Skip the pictures. Repeat everything else in the records word for word.

[Start of Input records]

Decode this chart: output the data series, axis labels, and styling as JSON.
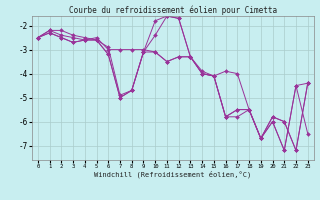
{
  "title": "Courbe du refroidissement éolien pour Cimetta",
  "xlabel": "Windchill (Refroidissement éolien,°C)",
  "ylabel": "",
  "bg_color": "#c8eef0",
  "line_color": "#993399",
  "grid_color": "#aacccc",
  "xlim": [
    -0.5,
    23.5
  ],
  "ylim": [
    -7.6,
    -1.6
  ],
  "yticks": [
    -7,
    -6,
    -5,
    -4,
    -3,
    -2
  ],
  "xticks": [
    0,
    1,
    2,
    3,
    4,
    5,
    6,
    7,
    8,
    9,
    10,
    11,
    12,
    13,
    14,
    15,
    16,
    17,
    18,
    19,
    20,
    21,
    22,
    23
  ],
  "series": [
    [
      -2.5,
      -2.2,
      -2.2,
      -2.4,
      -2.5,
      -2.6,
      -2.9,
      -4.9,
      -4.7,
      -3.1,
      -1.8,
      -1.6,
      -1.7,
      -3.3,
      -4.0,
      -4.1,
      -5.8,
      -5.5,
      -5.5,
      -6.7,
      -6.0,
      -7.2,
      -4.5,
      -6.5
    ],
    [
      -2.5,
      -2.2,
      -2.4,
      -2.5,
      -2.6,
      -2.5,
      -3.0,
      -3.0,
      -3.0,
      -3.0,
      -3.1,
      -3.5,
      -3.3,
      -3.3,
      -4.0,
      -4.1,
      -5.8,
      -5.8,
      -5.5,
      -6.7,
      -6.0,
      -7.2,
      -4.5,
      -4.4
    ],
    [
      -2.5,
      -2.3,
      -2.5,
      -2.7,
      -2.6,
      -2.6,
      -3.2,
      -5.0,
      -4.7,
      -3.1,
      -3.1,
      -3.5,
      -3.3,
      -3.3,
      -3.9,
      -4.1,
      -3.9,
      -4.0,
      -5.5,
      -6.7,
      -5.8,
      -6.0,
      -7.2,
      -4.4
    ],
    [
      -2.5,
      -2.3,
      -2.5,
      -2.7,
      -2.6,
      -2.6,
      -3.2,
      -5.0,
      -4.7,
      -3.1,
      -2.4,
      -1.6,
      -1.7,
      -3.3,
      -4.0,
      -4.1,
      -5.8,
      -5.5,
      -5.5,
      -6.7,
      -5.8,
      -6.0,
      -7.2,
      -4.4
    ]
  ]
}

[End of Input records]

_The reply_.
Decode this chart: output the data series, axis labels, and styling as JSON.
{
  "title": "Courbe du refroidissement éolien pour Cimetta",
  "xlabel": "Windchill (Refroidissement éolien,°C)",
  "ylabel": "",
  "bg_color": "#c8eef0",
  "line_color": "#993399",
  "grid_color": "#aacccc",
  "xlim": [
    -0.5,
    23.5
  ],
  "ylim": [
    -7.6,
    -1.6
  ],
  "yticks": [
    -7,
    -6,
    -5,
    -4,
    -3,
    -2
  ],
  "xticks": [
    0,
    1,
    2,
    3,
    4,
    5,
    6,
    7,
    8,
    9,
    10,
    11,
    12,
    13,
    14,
    15,
    16,
    17,
    18,
    19,
    20,
    21,
    22,
    23
  ],
  "series": [
    [
      -2.5,
      -2.2,
      -2.2,
      -2.4,
      -2.5,
      -2.6,
      -2.9,
      -4.9,
      -4.7,
      -3.1,
      -1.8,
      -1.6,
      -1.7,
      -3.3,
      -4.0,
      -4.1,
      -5.8,
      -5.5,
      -5.5,
      -6.7,
      -6.0,
      -7.2,
      -4.5,
      -6.5
    ],
    [
      -2.5,
      -2.2,
      -2.4,
      -2.5,
      -2.6,
      -2.5,
      -3.0,
      -3.0,
      -3.0,
      -3.0,
      -3.1,
      -3.5,
      -3.3,
      -3.3,
      -4.0,
      -4.1,
      -5.8,
      -5.8,
      -5.5,
      -6.7,
      -6.0,
      -7.2,
      -4.5,
      -4.4
    ],
    [
      -2.5,
      -2.3,
      -2.5,
      -2.7,
      -2.6,
      -2.6,
      -3.2,
      -5.0,
      -4.7,
      -3.1,
      -3.1,
      -3.5,
      -3.3,
      -3.3,
      -3.9,
      -4.1,
      -3.9,
      -4.0,
      -5.5,
      -6.7,
      -5.8,
      -6.0,
      -7.2,
      -4.4
    ],
    [
      -2.5,
      -2.3,
      -2.5,
      -2.7,
      -2.6,
      -2.6,
      -3.2,
      -5.0,
      -4.7,
      -3.1,
      -2.4,
      -1.6,
      -1.7,
      -3.3,
      -4.0,
      -4.1,
      -5.8,
      -5.5,
      -5.5,
      -6.7,
      -5.8,
      -6.0,
      -7.2,
      -4.4
    ]
  ]
}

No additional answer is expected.